— Begin Excerpt provided —

Specify products of a task.

Parameters:: objects – Can be any valid Python object or an iterable of any Python objects. To be valid, it must be parsed by some hook implementation for the _pytask.hookspecs.pytask_collect_node() entry-point.

Tasks#

Task are currently represented by the following class:

class pytask.Task(*, base_name: str, path: Path, function: Callable[..., Any], depends_on: dict[str, MetaNode] = _Nothing.NOTHING, produces: dict[str, MetaNode] = _Nothing.NOTHING, markers: list[Mark] = _Nothing.NOTHING, kwargs: dict[str, Any] = _Nothing.NOTHING, report_sections: list[tuple[str, str, str]] = _Nothing.NOTHING, attributes: dict[Any, Any] = _Nothing.NOTHING)[source]#: The class for tasks which are Python functions.

Currently, there are no different types of tasks since changing the .function attribute with a custom callable proved to be sufficient.

To carry over information from user-defined tasks like task functions to pytask.Task objects, use a metadata object that is stored in an .pytask_meta attribute of the task function.

class pytask.CollectionMetadata(id_: str | None = None, kwargs: dict[str, Any] = _Nothing.NOTHING, markers: list[Mark] = _Nothing.NOTHING, name: str | None = None)[source]#: A class for carrying metadata from functions to tasks.

Outcomes#

The exit code of pytask is determined by

class pytask.ExitCode(value, names=None, *values, module=None, qualname=None, type=None, start=1, boundary=None)[source]#

Exit codes for pytask.

OK = 0#: Tasks were executed successfully.

FAILED = 1#: Failed while executing tasks.

COLLECTION_FAILED = 3#: Failed while collecting tasks.

DAG_FAILED = 4#: Failed while building the DAG.

Collected items can have the following outcomes

class pytask.CollectionOutcome(value, names=None, *values, module=None, qualname=None, type=None, start=1, boundary=None)[source]#

Outcomes of collected files or tasks.

FAIL#: Outcome for failed collected files or tasks.

SUCCESS#: Outcome for task which was executed successfully.

Tasks can have the following outcomes

class pytask.TaskOutcome(value, names=None, *values, module=None, qualname=None, type=None, start=1, boundary=None)[source]#

Outcomes of tasks.

FAIL#: Outcome for failed tasks.

PERSISTENCE#: Outcome for tasks which should persist. Even if dependencies or products have changed, skip the task, update all hashes to the new ones, mark it as successful.

SKIP#: Outcome for skipped tasks.

SKIP_PREVIOUS_FAILED#: Outcome for tasks where a necessary preceding task has failed and, thus, this task could not have been executed.

SKIP_UNCHANGED#: Outcome for tasks which do not need to be executed since all dependencies, source files and products have not changed.

SUCCESS#: Outcome for task which was executed successfully.

The following exceptions are used to abort the execution of a task with an appropriate outcome.

class pytask.Exit(msg: str = 'unknown reason', returncode: int | None = None)[source]#: Raised for immediate program exits (no tracebacks/summaries).

class pytask.Persisted[source]#: Outcome if task should persist.

— End Excerpt provided —

▸ Your objective
In the pytask documentation excerpt above, translate this sentence into Spanish: "Currently, there are no different types of tasks since changing the .function attribute with a custom callable proved to be sufficient."

— Begin Excerpted data —

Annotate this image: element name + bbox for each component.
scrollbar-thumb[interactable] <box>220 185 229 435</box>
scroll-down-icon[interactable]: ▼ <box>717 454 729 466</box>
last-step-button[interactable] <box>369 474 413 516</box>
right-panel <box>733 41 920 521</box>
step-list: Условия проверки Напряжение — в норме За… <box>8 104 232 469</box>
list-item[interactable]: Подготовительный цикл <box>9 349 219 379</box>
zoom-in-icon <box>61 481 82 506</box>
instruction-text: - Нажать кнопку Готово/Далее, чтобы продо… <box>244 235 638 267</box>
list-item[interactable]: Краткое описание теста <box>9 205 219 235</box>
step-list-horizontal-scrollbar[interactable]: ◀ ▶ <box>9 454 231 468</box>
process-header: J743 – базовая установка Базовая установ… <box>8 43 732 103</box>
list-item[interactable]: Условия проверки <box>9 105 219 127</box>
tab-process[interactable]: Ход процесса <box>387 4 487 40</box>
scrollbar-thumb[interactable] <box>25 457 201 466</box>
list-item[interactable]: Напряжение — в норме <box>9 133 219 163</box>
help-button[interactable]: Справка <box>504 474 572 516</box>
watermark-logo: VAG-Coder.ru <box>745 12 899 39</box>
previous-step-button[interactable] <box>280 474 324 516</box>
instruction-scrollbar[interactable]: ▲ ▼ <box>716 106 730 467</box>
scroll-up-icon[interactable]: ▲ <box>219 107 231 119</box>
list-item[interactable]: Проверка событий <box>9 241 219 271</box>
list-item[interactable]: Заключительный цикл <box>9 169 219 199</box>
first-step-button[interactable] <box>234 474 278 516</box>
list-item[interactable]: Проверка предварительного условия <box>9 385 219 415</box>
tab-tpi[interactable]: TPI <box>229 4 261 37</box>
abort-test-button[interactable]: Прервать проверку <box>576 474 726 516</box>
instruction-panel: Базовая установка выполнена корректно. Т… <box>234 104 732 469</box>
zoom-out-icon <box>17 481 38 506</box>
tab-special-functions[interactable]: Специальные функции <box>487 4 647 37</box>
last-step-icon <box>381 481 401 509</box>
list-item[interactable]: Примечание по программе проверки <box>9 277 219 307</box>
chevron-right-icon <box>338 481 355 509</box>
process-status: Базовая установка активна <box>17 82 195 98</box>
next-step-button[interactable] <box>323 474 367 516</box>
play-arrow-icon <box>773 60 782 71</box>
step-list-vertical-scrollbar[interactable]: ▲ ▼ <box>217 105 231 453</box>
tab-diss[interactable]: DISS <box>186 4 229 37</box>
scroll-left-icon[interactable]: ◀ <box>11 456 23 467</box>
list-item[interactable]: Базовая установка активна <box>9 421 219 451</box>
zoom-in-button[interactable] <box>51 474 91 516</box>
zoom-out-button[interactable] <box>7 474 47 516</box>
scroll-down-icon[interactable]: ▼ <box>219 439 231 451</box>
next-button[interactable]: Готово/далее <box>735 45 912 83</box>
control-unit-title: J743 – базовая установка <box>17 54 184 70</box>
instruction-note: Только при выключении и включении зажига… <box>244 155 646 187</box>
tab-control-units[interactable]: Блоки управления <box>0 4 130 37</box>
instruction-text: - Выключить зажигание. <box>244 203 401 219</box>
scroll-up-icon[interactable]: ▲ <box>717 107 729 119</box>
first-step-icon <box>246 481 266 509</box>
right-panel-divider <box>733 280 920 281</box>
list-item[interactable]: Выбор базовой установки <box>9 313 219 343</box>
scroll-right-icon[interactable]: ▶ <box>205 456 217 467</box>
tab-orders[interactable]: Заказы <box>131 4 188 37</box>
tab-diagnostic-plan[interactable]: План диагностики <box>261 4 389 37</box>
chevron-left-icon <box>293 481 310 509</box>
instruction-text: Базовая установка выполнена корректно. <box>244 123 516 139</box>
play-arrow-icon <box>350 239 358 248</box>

— End Excerpted data —

▸ Completed task
Actualmente, no hay diferentes tipos de tareas, ya que cambiar el atributo .function por un invocable personalizado resultó ser suficiente.